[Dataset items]
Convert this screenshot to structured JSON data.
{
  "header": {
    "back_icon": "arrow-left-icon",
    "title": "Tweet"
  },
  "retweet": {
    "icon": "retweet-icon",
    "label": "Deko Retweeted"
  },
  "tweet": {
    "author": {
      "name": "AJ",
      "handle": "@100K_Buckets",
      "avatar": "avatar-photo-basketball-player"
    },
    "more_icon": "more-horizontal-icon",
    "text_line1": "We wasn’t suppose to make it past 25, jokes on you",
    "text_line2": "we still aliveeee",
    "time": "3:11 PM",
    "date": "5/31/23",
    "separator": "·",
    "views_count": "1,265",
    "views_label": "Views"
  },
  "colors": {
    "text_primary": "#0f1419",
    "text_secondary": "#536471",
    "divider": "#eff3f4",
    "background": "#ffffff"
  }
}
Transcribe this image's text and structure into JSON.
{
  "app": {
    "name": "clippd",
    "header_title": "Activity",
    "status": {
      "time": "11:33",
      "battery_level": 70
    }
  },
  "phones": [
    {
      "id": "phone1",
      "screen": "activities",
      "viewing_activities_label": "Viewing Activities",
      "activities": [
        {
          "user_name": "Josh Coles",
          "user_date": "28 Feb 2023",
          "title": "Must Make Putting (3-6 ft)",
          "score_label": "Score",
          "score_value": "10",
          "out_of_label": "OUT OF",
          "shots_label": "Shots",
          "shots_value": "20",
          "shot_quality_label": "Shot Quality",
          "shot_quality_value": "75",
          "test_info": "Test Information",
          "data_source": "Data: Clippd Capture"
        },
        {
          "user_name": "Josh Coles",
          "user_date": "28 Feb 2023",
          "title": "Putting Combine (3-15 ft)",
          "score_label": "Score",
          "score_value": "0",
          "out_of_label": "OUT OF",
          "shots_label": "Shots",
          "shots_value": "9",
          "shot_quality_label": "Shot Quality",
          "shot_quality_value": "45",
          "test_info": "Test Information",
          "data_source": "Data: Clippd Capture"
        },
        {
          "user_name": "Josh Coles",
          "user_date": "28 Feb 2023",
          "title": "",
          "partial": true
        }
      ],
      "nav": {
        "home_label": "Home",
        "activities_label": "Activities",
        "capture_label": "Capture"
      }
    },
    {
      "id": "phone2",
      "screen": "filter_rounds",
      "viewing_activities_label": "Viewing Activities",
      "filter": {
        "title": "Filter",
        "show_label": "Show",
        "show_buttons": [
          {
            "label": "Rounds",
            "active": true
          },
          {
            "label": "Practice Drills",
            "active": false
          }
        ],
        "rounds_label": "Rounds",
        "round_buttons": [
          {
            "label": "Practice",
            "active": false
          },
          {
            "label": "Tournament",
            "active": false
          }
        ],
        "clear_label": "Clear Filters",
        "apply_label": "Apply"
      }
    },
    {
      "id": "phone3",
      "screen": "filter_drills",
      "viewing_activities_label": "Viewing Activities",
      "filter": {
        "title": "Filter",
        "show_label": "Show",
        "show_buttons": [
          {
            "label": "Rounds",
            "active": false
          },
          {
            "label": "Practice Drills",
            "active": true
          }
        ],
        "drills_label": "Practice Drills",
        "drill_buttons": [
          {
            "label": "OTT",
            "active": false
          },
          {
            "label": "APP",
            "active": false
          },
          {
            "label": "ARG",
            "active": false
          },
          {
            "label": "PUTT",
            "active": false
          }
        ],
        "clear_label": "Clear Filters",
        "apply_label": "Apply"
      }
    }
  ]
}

Written problem -
Copy all of the material word for word.

Solved problem -
Convert this screenshot to structured JSON data.
{
  "header": {
    "back_icon": "arrow-left-icon",
    "title": "Tweet"
  },
  "retweet": {
    "icon": "retweet-icon",
    "label": "Deko Retweeted"
  },
  "tweet": {
    "author": {
      "name": "AJ",
      "handle": "@100K_Buckets",
      "avatar": "avatar-photo-basketball-player"
    },
    "more_icon": "more-horizontal-icon",
    "text_line1": "We wasn’t suppose to make it past 25, jokes on you",
    "text_line2": "we still aliveeee",
    "time": "3:11 PM",
    "date": "5/31/23",
    "separator": "·",
    "views_count": "1,265",
    "views_label": "Views"
  },
  "colors": {
    "text_primary": "#0f1419",
    "text_secondary": "#536471",
    "divider": "#eff3f4",
    "background": "#ffffff"
  }
}
Transcribe this image's text and structure into JSON.
{
  "app": {
    "name": "clippd",
    "header_title": "Activity",
    "status": {
      "time": "11:33",
      "battery_level": 70
    }
  },
  "phones": [
    {
      "id": "phone1",
      "screen": "activities",
      "viewing_activities_label": "Viewing Activities",
      "activities": [
        {
          "user_name": "Josh Coles",
          "user_date": "28 Feb 2023",
          "title": "Must Make Putting (3-6 ft)",
          "score_label": "Score",
          "score_value": "10",
          "out_of_label": "OUT OF",
          "shots_label": "Shots",
          "shots_value": "20",
          "shot_quality_label": "Shot Quality",
          "shot_quality_value": "75",
          "test_info": "Test Information",
          "data_source": "Data: Clippd Capture"
        },
        {
          "user_name": "Josh Coles",
          "user_date": "28 Feb 2023",
          "title": "Putting Combine (3-15 ft)",
          "score_label": "Score",
          "score_value": "0",
          "out_of_label": "OUT OF",
          "shots_label": "Shots",
          "shots_value": "9",
          "shot_quality_label": "Shot Quality",
          "shot_quality_value": "45",
          "test_info": "Test Information",
          "data_source": "Data: Clippd Capture"
        },
        {
          "user_name": "Josh Coles",
          "user_date": "28 Feb 2023",
          "title": "",
          "partial": true
        }
      ],
      "nav": {
        "home_label": "Home",
        "activities_label": "Activities",
        "capture_label": "Capture"
      }
    },
    {
      "id": "phone2",
      "screen": "filter_rounds",
      "viewing_activities_label": "Viewing Activities",
      "filter": {
        "title": "Filter",
        "show_label": "Show",
        "show_buttons": [
          {
            "label": "Rounds",
            "active": true
          },
          {
            "label": "Practice Drills",
            "active": false
          }
        ],
        "rounds_label": "Rounds",
        "round_buttons": [
          {
            "label": "Practice",
            "active": false
          },
          {
            "label": "Tournament",
            "active": false
          }
        ],
        "clear_label": "Clear Filters",
        "apply_label": "Apply"
      }
    },
    {
      "id": "phone3",
      "screen": "filter_drills",
      "viewing_activities_label": "Viewing Activities",
      "filter": {
        "title": "Filter",
        "show_label": "Show",
        "show_buttons": [
          {
            "label": "Rounds",
            "active": false
          },
          {
            "label": "Practice Drills",
            "active": true
          }
        ],
        "drills_label": "Practice Drills",
        "drill_buttons": [
          {
            "label": "OTT",
            "active": false
          },
          {
            "label": "APP",
            "active": false
          },
          {
            "label": "ARG",
            "active": false
          },
          {
            "label": "PUTT",
            "active": false
          }
        ],
        "clear_label": "Clear Filters",
        "apply_label": "Apply"
      }
    }
  ]
}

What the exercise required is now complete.